Reading down the listing below, count the lines where the word "Soil" shows up, then give only that count.

## Start DATASET ENTRIES

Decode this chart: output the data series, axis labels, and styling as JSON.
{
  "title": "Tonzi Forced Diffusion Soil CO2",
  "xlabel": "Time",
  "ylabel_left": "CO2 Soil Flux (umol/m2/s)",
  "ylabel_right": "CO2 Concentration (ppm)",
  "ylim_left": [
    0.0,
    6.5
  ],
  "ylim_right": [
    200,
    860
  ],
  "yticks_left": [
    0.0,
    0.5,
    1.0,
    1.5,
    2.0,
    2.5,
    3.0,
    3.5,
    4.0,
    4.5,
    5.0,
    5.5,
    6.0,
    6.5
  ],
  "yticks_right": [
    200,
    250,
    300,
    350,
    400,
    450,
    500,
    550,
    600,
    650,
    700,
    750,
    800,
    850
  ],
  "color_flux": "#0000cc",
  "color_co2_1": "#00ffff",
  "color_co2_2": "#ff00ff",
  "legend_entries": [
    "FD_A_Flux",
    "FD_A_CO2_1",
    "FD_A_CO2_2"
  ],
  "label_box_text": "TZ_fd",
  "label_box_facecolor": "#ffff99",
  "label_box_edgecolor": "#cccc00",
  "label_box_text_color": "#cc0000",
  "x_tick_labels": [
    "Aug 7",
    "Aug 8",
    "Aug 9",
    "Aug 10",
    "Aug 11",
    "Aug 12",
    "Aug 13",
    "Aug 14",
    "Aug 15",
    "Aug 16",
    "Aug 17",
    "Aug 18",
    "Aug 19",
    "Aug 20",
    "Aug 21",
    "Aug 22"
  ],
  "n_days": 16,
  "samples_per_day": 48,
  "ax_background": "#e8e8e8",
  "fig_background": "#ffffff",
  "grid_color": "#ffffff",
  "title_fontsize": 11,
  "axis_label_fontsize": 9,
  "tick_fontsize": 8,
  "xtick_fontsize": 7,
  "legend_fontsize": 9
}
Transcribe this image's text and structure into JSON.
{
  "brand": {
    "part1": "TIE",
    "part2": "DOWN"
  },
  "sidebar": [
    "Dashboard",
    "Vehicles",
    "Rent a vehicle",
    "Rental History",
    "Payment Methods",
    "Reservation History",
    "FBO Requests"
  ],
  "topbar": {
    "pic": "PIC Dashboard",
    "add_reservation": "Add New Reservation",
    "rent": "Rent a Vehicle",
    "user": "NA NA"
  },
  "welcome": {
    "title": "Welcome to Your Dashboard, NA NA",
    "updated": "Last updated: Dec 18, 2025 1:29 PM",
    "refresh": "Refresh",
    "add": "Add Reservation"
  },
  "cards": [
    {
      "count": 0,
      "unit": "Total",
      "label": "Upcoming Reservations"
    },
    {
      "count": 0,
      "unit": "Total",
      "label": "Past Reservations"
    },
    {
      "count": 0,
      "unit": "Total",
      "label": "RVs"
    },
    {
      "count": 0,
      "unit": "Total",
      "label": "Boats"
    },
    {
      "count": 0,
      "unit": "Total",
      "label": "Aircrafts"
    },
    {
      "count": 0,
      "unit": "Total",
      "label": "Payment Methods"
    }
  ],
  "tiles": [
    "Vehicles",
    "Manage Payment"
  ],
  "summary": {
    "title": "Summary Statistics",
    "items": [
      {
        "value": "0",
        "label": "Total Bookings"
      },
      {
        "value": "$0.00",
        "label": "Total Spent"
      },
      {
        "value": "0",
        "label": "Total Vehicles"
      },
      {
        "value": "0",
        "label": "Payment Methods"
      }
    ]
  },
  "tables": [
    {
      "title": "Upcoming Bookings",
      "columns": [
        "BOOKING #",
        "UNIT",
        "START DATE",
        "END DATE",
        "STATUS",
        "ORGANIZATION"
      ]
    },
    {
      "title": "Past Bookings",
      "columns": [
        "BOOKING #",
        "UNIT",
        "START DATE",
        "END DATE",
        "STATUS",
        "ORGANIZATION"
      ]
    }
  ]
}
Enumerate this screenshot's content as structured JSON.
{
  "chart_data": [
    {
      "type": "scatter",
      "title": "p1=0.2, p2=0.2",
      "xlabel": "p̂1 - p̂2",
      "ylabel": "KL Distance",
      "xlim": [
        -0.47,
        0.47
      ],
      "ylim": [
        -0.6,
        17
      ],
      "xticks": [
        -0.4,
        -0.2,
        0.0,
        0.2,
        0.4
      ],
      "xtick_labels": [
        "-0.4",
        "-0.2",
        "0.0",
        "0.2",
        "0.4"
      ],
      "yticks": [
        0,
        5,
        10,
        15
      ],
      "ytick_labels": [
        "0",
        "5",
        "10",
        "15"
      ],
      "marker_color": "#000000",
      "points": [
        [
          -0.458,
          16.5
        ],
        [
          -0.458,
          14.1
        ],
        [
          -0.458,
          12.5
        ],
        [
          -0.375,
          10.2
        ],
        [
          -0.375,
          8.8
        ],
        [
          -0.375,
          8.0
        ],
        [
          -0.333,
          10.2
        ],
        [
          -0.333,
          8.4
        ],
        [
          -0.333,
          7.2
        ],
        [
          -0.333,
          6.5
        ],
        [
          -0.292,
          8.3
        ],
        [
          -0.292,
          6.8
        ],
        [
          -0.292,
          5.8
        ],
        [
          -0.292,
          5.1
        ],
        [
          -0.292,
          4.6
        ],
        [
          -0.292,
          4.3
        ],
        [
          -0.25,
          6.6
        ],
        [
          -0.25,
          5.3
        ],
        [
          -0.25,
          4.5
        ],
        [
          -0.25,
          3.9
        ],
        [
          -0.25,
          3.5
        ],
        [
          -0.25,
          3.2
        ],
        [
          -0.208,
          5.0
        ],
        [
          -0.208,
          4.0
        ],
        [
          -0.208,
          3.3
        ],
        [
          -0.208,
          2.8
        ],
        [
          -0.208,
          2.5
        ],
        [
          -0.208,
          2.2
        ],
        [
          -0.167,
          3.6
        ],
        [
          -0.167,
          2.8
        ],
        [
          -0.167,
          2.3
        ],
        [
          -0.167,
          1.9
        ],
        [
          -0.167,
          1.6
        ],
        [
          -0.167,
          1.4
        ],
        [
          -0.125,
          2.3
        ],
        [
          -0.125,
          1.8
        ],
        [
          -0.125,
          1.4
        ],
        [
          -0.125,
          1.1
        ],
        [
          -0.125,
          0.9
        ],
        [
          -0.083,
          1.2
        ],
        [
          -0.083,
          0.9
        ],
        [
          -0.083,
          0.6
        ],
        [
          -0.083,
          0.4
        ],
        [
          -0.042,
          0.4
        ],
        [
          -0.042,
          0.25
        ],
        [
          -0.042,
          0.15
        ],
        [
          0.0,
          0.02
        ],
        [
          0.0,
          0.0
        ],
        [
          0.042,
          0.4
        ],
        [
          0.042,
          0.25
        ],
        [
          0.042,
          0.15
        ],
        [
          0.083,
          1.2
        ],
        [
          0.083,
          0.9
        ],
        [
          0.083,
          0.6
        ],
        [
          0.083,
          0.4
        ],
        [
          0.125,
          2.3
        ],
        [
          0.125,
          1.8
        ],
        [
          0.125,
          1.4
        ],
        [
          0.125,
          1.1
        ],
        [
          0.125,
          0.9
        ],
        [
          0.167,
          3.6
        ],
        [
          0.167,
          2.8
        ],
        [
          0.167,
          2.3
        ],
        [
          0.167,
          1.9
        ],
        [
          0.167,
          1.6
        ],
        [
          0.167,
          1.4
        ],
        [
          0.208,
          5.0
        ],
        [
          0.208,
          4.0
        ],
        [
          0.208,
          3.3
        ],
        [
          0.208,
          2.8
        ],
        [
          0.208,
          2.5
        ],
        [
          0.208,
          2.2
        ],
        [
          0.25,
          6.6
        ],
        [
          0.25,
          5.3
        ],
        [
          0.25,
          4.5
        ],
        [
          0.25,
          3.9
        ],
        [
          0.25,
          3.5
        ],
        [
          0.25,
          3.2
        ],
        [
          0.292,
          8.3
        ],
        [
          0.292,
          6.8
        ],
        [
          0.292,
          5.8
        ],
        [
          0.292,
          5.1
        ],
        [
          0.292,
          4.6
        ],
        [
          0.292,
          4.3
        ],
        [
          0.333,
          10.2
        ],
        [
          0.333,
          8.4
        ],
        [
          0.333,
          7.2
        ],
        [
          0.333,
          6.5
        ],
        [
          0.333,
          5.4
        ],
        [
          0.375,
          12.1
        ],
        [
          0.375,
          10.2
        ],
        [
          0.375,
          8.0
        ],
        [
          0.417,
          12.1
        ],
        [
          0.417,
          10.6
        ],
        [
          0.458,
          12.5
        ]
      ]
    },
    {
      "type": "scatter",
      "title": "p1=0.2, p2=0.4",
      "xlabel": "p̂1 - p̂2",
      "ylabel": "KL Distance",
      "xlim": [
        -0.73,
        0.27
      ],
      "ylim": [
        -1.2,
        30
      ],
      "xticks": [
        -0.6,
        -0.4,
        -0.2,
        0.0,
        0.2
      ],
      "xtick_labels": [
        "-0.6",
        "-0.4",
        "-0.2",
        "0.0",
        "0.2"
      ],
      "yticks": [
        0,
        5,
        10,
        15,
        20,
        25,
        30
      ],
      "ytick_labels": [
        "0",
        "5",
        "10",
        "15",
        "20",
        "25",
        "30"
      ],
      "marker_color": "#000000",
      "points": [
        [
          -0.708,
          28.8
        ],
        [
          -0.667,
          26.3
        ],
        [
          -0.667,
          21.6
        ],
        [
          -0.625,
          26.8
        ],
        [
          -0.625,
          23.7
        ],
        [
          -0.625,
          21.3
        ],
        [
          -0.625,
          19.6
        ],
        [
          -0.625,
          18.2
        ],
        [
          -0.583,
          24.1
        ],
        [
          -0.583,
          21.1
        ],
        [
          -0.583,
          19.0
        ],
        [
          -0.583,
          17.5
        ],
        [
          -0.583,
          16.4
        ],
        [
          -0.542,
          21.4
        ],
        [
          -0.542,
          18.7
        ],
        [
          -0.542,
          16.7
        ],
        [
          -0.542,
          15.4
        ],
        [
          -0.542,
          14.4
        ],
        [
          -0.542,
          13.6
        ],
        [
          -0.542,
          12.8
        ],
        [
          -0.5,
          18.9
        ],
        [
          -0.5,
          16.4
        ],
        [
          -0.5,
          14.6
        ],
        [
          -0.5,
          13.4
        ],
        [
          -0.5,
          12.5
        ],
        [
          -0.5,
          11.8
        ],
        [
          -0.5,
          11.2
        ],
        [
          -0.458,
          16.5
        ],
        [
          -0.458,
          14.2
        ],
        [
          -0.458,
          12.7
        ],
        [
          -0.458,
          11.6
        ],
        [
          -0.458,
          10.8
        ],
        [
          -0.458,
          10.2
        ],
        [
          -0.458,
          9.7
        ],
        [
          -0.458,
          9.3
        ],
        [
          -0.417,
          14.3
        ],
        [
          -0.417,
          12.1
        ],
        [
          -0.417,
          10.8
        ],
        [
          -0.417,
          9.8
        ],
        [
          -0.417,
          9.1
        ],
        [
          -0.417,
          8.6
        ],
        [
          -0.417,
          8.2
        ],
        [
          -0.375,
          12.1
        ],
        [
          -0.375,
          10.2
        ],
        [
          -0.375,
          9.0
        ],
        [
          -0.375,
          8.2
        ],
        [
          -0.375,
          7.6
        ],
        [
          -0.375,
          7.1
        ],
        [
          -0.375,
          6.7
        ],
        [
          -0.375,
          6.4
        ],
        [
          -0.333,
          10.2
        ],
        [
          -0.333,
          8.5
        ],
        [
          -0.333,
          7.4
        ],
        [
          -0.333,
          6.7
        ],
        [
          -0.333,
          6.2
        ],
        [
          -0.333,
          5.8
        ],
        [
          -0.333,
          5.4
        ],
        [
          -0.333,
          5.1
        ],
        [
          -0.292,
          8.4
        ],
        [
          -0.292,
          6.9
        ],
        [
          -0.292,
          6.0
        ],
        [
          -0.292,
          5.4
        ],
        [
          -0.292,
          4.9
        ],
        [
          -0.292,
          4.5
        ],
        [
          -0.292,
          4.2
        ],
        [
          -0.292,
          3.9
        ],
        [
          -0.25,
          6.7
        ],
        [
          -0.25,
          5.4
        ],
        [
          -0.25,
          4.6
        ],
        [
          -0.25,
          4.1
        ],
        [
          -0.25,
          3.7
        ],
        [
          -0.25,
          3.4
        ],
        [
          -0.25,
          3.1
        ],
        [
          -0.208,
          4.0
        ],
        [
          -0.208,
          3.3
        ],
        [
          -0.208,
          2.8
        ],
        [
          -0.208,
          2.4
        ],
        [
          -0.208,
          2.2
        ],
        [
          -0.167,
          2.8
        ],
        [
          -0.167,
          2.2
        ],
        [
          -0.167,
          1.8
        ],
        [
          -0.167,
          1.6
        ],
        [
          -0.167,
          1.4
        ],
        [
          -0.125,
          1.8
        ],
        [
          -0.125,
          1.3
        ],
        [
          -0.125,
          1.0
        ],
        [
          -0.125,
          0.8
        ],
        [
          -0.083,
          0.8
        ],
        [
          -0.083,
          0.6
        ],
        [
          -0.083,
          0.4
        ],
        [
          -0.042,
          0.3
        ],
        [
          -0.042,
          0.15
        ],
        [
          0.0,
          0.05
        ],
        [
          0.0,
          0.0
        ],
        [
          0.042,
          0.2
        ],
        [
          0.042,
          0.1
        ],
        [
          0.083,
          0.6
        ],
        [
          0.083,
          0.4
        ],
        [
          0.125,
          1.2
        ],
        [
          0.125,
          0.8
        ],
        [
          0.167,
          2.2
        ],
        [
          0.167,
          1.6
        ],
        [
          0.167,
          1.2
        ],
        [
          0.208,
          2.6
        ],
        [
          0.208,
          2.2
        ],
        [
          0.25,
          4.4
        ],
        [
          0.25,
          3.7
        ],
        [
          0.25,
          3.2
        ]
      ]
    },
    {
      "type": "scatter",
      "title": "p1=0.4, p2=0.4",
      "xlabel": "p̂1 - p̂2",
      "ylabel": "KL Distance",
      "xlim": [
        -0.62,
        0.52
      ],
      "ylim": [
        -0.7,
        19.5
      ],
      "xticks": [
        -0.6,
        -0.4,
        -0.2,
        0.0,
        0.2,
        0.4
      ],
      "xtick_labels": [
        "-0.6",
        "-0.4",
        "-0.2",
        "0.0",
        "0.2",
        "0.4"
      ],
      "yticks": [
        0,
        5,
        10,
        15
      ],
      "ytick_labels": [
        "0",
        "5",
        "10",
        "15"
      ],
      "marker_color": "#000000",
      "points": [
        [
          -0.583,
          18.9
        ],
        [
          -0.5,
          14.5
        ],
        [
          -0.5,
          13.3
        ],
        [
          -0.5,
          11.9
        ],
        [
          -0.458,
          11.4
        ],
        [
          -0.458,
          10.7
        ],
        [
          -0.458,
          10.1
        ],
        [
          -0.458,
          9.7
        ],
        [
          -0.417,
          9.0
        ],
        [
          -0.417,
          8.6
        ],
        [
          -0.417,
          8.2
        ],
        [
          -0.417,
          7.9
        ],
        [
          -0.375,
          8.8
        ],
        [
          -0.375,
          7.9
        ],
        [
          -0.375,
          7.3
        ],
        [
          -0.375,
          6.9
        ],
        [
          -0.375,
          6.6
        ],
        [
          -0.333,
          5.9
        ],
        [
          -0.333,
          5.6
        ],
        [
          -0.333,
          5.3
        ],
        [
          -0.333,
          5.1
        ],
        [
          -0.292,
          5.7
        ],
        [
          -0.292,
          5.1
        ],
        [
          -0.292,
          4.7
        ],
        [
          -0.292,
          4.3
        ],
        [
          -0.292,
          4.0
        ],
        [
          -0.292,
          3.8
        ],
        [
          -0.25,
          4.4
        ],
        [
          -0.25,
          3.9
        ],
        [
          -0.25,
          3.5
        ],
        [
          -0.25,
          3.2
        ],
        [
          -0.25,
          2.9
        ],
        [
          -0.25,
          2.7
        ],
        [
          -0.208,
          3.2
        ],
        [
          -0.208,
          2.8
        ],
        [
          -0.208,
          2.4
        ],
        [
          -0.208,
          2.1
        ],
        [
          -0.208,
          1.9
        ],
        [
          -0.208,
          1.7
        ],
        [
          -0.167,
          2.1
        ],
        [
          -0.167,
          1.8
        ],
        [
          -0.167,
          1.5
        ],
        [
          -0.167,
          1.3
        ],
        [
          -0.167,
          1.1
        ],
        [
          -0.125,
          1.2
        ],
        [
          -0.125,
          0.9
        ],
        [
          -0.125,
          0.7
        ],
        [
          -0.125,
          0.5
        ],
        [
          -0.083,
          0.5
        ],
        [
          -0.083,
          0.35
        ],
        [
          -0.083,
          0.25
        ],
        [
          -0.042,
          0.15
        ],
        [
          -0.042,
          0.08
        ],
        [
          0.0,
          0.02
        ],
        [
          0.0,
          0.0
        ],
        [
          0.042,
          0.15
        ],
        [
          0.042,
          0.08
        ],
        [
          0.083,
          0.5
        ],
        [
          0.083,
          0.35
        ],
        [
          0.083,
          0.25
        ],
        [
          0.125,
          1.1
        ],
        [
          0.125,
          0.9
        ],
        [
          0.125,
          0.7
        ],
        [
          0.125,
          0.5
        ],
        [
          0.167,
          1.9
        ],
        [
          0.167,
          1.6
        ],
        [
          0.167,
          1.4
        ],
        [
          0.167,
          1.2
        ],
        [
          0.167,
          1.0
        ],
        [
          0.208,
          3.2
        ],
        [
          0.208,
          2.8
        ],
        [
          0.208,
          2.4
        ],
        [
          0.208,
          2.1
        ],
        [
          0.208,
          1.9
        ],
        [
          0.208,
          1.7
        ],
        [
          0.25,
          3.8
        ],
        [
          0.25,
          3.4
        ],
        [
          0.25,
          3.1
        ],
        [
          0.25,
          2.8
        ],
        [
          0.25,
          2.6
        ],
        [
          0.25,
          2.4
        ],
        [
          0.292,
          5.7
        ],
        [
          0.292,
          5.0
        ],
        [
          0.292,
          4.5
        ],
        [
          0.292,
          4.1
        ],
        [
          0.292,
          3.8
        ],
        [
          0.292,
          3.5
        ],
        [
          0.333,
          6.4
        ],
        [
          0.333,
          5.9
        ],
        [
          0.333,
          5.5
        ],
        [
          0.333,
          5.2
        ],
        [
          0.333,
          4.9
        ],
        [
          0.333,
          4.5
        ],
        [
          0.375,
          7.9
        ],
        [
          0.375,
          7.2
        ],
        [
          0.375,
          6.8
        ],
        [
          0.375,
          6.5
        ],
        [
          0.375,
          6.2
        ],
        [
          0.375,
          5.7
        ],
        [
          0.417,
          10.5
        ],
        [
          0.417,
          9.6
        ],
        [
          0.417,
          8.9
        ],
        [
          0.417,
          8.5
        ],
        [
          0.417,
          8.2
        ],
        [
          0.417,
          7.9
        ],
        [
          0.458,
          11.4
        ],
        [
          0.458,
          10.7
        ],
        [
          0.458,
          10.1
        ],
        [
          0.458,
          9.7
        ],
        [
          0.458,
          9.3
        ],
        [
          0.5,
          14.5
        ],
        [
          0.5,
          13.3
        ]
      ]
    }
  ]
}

## End DATASET ENTRIES

**SOLUTION TO THE EXERCISE**. 2